** Begin Data for processing **

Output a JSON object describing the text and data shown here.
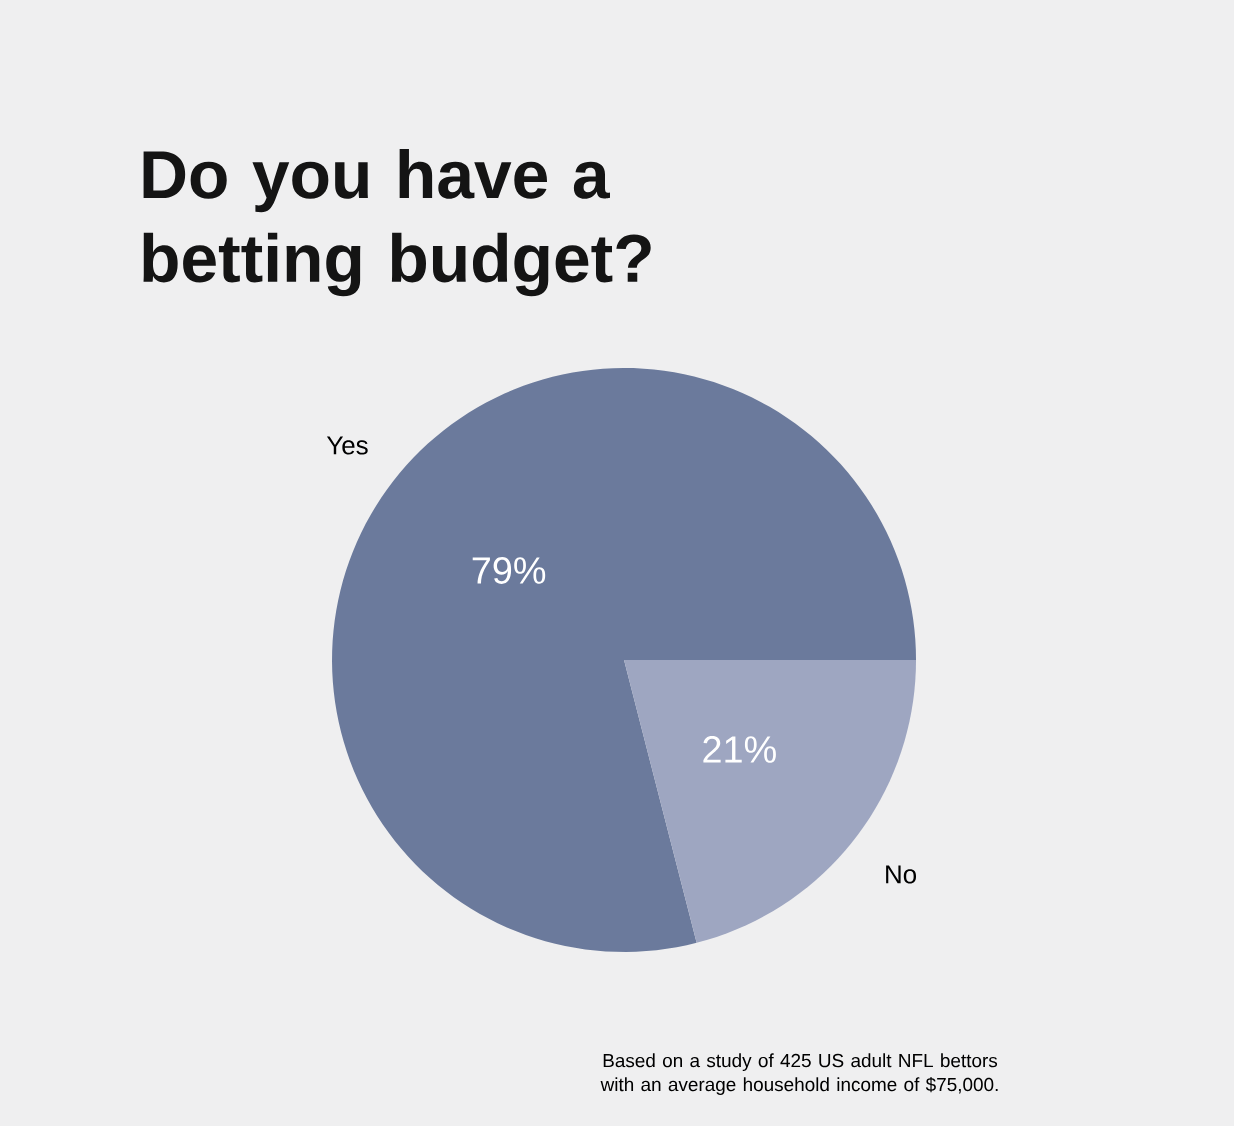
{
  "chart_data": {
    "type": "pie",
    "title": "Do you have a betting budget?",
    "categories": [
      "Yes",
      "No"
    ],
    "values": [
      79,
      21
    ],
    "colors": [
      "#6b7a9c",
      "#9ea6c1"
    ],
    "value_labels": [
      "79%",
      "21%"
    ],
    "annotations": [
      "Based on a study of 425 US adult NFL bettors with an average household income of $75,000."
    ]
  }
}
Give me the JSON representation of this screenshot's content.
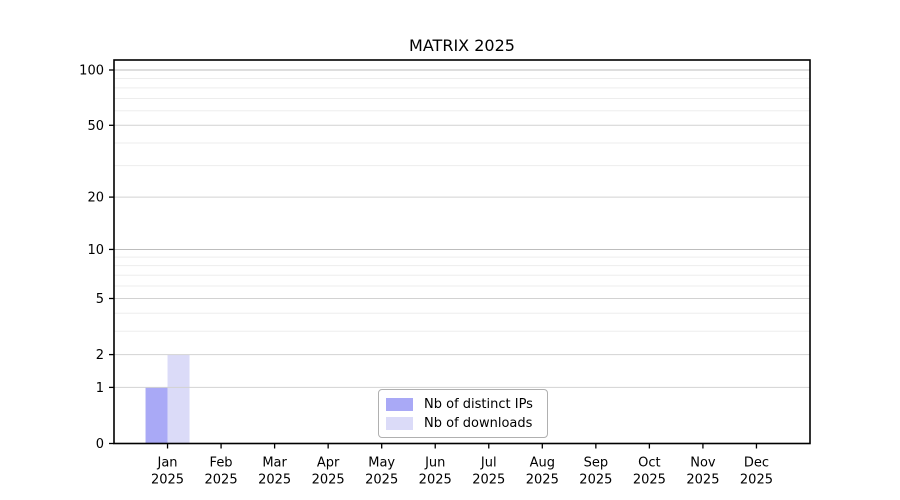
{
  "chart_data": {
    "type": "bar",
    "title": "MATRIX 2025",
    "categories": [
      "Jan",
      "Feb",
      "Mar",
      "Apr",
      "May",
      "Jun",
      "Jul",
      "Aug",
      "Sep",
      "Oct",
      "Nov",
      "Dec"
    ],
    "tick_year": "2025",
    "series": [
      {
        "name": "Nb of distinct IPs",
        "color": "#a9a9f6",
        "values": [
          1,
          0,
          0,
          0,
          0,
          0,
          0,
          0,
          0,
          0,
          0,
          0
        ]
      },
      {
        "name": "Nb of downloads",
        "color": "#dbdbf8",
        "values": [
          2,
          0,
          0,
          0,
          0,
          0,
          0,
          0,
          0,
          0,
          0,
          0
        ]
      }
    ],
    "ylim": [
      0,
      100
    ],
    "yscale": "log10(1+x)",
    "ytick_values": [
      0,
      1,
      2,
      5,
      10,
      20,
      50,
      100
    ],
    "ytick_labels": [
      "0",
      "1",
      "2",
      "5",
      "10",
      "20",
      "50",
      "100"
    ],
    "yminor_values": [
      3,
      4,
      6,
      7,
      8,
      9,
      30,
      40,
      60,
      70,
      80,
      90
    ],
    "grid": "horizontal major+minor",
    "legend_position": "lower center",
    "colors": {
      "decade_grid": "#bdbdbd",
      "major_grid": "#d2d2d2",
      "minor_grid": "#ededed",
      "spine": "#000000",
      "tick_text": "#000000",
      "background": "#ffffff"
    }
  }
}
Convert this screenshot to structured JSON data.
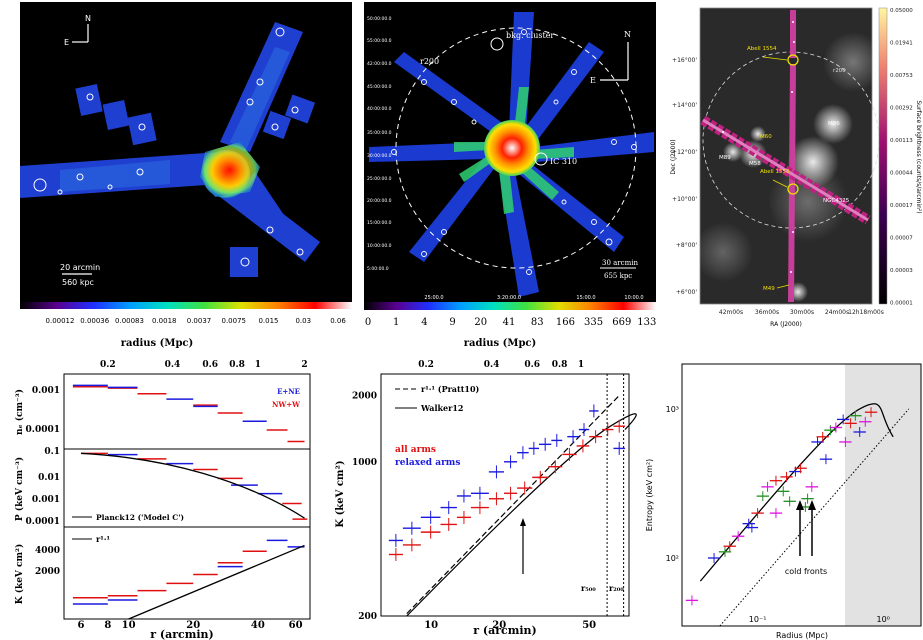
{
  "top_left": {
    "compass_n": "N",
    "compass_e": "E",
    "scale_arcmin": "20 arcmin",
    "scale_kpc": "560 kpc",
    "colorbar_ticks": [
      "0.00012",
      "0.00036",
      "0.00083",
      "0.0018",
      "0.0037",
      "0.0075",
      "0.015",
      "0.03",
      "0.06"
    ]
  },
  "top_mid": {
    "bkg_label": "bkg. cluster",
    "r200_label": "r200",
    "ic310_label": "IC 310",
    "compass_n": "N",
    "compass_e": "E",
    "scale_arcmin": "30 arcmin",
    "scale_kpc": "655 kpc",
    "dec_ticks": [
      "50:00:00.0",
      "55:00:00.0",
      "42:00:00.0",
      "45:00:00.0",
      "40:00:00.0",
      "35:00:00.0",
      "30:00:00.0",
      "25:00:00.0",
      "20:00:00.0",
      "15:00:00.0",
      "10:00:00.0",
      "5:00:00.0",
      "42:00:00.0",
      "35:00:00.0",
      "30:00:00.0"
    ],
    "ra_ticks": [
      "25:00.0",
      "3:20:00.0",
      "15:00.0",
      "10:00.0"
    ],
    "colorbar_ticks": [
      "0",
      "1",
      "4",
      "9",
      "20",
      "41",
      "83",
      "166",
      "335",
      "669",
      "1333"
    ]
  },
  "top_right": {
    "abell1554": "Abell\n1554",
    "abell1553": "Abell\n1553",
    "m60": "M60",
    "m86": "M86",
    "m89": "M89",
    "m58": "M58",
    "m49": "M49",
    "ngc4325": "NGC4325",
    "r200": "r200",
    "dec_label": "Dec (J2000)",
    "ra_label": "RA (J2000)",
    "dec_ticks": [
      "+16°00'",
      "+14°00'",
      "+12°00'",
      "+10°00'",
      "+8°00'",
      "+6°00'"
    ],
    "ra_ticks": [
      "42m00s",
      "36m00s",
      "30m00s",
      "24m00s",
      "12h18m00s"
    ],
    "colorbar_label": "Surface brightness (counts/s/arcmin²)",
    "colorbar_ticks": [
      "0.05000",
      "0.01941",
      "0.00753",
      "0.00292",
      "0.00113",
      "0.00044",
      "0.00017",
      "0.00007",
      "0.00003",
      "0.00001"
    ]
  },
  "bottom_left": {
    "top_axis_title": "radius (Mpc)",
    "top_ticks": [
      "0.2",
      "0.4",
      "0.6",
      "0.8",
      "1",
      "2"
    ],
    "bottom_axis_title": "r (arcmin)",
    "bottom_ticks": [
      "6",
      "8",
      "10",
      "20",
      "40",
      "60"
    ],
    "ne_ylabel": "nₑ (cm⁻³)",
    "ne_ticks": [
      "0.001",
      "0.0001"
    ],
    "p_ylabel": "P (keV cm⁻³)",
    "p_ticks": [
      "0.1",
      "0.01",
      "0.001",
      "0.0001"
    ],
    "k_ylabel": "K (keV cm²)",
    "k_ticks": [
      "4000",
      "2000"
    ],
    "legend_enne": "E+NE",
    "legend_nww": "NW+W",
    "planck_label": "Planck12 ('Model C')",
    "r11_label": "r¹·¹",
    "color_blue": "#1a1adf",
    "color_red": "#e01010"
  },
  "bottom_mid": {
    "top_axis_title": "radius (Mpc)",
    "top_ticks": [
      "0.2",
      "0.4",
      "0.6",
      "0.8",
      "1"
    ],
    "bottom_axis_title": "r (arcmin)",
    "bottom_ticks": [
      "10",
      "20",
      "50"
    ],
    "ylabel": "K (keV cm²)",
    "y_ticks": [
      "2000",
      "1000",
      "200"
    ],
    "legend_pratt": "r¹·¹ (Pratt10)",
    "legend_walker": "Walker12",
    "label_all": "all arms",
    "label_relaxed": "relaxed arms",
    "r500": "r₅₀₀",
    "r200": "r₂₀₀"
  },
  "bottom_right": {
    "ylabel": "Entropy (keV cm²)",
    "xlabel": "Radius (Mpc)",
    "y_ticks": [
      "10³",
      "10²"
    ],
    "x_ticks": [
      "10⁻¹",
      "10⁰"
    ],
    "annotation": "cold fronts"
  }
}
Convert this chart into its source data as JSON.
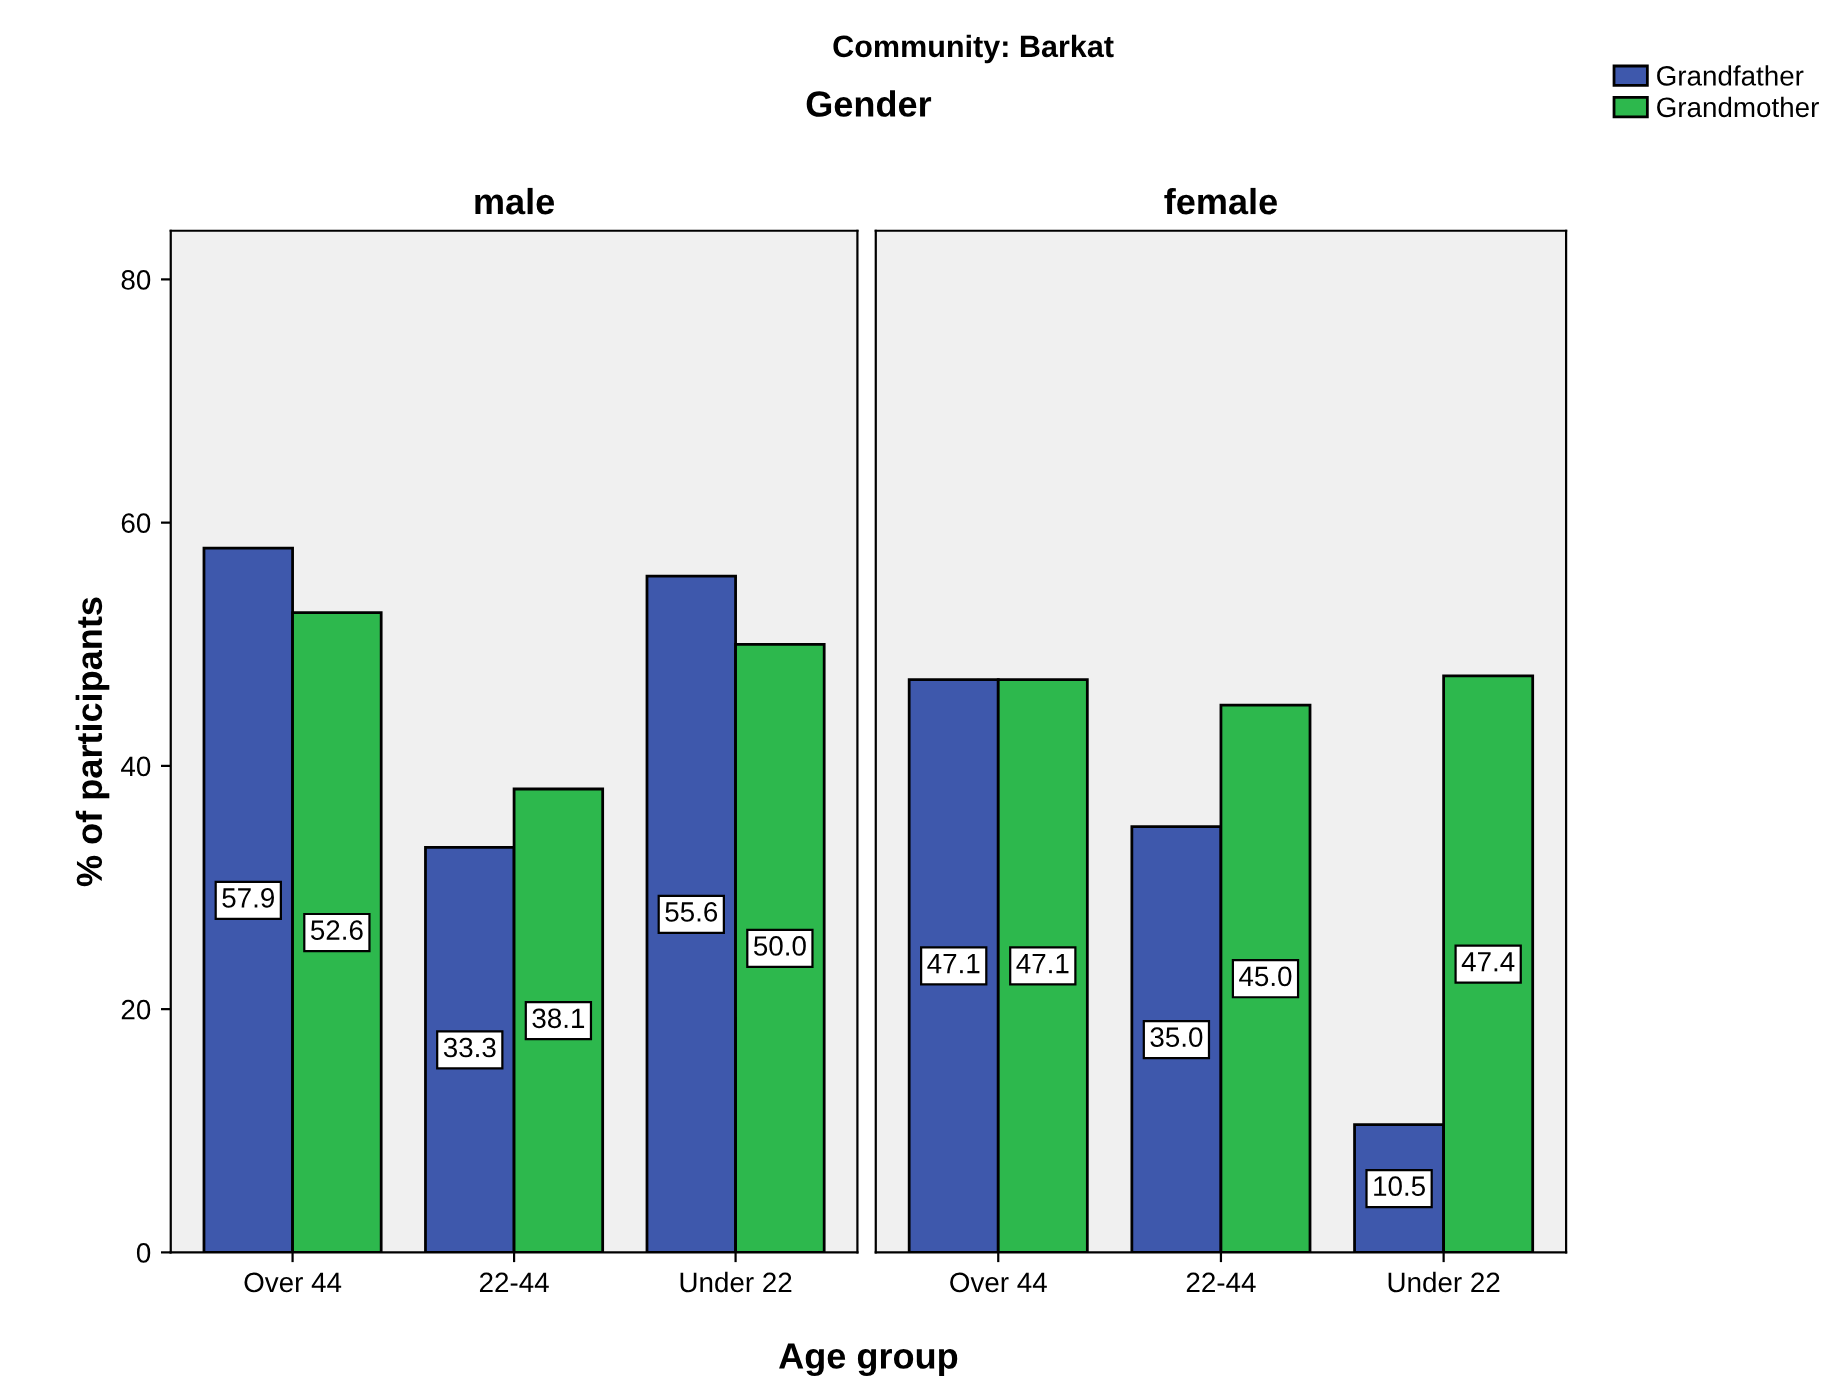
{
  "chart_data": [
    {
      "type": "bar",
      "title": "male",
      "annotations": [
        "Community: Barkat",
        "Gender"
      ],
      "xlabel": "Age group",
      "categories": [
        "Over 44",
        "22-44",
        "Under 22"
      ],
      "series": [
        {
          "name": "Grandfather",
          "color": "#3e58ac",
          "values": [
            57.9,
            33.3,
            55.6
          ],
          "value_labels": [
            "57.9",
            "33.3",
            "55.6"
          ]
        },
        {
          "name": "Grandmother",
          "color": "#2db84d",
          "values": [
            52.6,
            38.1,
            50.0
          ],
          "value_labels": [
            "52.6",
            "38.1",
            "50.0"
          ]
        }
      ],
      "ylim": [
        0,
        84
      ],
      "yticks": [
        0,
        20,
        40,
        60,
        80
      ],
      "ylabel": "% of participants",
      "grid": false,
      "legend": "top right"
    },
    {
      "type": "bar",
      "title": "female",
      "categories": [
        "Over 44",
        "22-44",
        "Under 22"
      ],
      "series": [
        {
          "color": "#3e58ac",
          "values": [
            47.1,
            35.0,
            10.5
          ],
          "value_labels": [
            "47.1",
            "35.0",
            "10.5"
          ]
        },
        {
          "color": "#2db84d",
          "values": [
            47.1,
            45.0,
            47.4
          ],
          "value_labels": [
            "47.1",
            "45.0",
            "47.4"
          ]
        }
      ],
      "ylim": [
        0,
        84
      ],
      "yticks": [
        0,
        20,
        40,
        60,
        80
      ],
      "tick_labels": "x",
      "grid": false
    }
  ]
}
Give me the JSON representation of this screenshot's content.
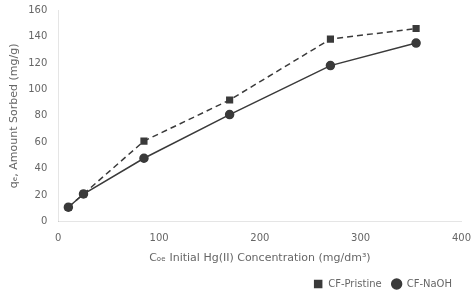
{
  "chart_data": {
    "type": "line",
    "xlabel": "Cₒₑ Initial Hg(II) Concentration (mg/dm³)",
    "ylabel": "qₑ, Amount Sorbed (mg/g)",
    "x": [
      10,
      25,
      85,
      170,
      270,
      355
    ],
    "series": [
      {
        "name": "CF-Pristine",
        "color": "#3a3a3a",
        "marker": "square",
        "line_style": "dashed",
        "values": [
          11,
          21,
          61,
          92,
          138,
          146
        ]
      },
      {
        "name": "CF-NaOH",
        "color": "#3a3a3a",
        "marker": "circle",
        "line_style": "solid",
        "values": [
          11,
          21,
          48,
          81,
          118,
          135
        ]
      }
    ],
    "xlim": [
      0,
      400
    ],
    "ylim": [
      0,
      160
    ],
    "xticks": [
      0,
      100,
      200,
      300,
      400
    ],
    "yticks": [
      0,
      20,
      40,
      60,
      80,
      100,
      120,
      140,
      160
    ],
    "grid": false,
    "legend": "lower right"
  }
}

** End Data for processing **

Count the lines of the material that include the word "lower", then report only the total.

#### Result of the exercise:
2